╭─ THE DATA

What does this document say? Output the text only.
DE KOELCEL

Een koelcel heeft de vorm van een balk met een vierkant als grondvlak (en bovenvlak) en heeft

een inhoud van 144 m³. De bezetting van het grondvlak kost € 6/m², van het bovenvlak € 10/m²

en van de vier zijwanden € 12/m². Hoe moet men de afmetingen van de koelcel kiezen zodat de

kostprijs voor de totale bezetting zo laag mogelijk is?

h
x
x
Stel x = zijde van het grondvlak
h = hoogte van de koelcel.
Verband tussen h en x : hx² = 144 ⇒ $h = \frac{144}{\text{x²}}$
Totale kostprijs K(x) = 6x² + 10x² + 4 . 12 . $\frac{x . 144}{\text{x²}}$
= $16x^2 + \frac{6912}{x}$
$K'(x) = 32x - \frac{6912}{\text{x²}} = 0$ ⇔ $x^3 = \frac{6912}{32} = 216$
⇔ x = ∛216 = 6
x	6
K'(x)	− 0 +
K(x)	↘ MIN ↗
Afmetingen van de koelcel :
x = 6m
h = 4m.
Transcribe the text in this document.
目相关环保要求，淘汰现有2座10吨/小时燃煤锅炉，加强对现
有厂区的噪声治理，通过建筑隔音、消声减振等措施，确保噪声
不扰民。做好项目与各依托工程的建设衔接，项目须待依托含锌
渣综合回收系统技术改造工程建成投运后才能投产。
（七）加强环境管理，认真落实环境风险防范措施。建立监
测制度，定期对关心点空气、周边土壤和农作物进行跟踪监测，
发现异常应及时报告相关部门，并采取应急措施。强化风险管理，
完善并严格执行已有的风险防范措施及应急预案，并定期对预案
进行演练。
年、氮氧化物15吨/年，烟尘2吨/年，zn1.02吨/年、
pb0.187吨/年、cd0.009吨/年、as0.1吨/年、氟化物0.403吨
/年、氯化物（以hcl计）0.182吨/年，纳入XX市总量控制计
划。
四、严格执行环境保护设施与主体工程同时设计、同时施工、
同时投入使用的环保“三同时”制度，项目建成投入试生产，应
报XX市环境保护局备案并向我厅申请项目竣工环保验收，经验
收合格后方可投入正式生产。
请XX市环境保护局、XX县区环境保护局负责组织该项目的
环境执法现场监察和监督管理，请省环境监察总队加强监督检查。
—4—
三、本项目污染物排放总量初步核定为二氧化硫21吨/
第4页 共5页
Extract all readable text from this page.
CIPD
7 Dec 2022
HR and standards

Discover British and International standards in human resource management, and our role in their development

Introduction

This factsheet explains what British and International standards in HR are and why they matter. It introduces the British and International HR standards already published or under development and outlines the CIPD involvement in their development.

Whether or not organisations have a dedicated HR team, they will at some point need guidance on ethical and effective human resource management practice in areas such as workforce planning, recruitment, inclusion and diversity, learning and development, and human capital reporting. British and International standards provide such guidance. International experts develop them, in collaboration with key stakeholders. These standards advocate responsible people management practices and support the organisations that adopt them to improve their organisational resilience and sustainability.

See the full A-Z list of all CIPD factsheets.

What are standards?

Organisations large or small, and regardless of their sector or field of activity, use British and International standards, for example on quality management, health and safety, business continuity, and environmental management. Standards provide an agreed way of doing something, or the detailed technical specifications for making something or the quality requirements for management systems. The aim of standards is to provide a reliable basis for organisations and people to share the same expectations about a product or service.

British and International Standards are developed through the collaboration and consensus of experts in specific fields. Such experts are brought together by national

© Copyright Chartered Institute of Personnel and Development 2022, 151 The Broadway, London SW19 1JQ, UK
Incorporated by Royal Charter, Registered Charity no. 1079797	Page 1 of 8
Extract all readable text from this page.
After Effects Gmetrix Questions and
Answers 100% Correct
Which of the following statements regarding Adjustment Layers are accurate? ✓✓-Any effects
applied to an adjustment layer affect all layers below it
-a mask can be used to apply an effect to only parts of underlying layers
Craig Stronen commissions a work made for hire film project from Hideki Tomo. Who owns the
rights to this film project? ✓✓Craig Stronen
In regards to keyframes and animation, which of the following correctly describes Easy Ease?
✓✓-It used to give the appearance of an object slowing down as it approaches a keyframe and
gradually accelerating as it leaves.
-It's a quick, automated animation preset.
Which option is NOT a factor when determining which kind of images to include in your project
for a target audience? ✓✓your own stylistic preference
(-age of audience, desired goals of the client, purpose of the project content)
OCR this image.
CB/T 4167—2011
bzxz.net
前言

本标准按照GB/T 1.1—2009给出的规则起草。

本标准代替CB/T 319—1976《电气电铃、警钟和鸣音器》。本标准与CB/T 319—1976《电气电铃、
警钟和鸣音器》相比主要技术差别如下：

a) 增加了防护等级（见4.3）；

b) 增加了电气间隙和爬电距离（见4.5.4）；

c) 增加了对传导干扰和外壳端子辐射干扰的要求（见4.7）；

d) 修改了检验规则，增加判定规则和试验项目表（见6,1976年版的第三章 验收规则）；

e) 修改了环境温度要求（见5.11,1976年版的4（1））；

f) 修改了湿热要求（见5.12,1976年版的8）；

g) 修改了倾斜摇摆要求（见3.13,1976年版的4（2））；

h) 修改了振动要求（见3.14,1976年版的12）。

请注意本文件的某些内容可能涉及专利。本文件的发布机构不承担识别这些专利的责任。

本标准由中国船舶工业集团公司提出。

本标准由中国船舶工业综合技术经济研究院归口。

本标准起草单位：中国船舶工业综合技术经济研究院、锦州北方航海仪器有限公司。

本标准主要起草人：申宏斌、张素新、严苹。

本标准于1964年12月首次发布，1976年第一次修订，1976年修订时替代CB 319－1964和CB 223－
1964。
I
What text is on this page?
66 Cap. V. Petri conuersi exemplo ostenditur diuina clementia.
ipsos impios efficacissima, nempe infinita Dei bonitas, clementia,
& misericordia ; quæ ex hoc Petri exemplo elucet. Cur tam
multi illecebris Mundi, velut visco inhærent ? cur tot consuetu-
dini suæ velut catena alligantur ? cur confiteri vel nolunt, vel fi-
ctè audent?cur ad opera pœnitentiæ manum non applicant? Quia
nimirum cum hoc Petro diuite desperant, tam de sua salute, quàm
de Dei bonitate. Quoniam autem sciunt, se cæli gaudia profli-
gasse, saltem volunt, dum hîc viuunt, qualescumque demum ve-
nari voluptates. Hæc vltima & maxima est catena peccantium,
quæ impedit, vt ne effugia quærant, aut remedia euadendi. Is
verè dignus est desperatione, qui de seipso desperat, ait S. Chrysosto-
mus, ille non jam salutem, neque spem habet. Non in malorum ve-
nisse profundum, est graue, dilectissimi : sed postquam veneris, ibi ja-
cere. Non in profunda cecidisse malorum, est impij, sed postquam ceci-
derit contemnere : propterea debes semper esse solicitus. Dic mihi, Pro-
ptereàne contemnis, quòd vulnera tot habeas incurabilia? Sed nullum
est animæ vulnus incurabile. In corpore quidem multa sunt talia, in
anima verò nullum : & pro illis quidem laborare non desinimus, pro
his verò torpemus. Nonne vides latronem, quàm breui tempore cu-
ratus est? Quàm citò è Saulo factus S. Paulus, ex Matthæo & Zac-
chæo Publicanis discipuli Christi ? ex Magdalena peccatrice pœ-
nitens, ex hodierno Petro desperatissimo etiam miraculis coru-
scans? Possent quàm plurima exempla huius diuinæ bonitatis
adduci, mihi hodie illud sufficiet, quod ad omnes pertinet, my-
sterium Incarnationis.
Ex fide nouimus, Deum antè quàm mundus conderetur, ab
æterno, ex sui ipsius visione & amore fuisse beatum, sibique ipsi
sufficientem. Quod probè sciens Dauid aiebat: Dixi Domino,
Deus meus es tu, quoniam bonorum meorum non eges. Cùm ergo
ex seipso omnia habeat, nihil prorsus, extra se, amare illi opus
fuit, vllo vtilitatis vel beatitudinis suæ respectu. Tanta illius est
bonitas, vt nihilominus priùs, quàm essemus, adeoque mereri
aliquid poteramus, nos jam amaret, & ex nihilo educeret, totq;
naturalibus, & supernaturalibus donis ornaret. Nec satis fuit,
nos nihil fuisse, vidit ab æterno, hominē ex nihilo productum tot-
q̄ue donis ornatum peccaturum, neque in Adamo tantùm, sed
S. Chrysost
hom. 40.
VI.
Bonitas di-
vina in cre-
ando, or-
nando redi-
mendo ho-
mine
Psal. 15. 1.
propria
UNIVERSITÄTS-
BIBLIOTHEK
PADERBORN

╰─

— TASK OBJECTIVE —
Only lines with "quidem" are wanted here; list each of them.

— RESULT FOR THIS TASK —
est animæ vulnus incurabile. In corpore quidem multa sunt talia, in
anima verò nullum : & pro illis quidem laborare non desinimus, pro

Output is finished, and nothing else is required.